- _Request_
Provide only the number of lines in the listing that contain the string "door".

- _Records for the task_
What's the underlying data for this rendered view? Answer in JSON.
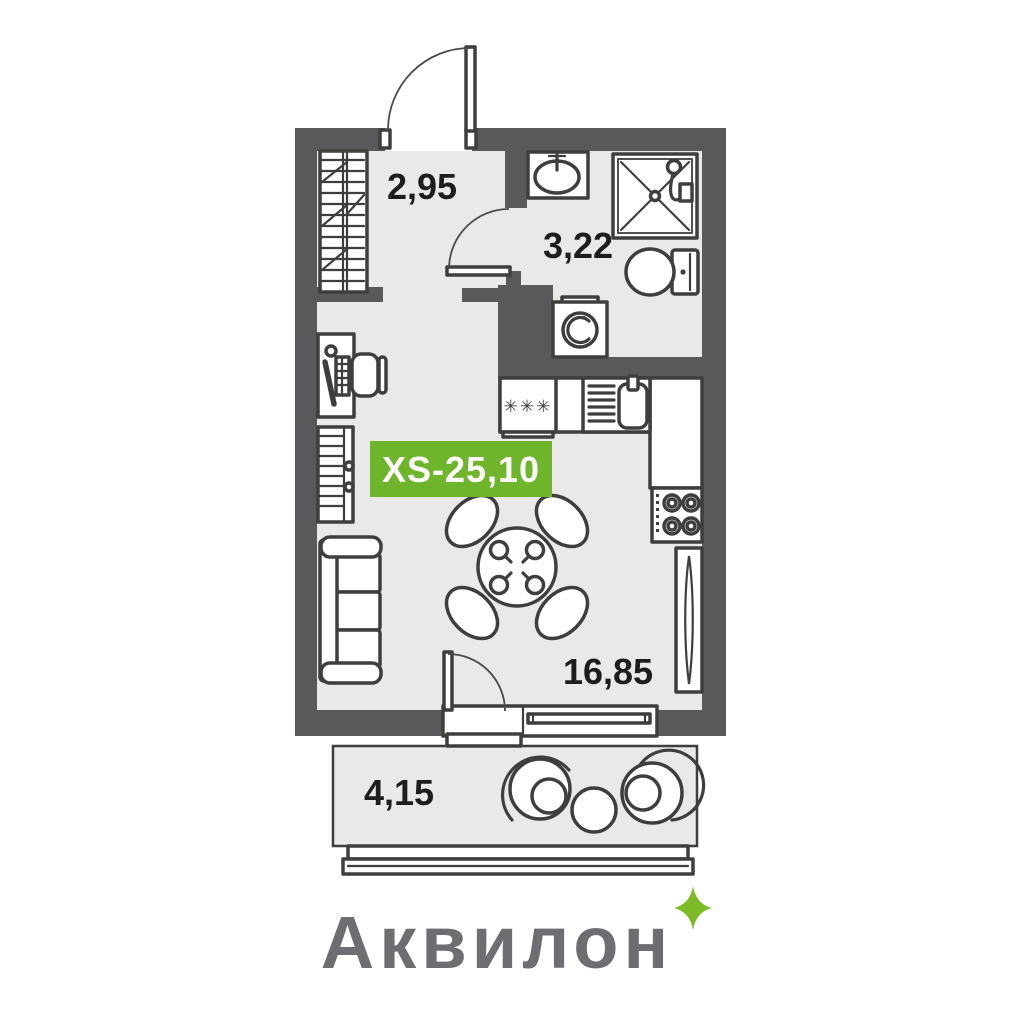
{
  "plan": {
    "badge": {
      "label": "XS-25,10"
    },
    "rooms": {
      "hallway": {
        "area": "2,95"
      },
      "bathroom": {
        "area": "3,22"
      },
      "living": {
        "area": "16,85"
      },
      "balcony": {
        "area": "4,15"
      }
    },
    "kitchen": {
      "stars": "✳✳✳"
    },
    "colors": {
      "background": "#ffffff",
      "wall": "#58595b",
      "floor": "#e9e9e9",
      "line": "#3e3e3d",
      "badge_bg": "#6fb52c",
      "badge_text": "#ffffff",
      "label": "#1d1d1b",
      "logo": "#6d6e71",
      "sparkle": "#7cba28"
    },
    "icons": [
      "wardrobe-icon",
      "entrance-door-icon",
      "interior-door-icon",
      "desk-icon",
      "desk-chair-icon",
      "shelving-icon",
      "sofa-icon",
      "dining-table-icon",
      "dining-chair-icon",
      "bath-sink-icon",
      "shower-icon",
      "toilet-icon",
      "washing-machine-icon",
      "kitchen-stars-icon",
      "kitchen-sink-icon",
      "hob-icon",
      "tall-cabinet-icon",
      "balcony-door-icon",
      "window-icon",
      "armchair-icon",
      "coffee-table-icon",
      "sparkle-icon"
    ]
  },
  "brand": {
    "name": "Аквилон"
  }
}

* * *

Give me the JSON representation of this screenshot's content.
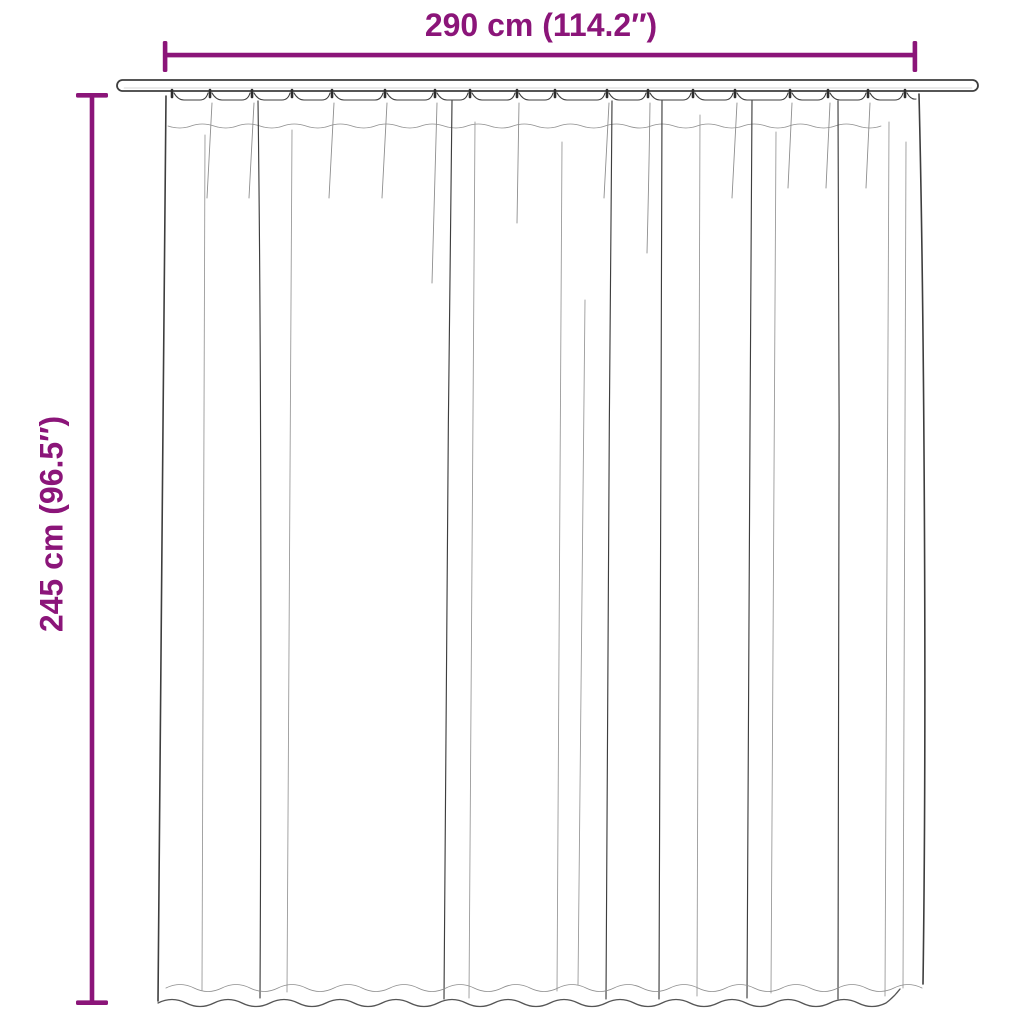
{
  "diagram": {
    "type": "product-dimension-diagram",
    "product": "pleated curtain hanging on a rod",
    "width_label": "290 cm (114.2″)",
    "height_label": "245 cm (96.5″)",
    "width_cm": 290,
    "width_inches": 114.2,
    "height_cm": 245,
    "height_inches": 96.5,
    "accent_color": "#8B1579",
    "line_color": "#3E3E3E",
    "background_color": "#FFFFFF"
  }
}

- _Full response_
3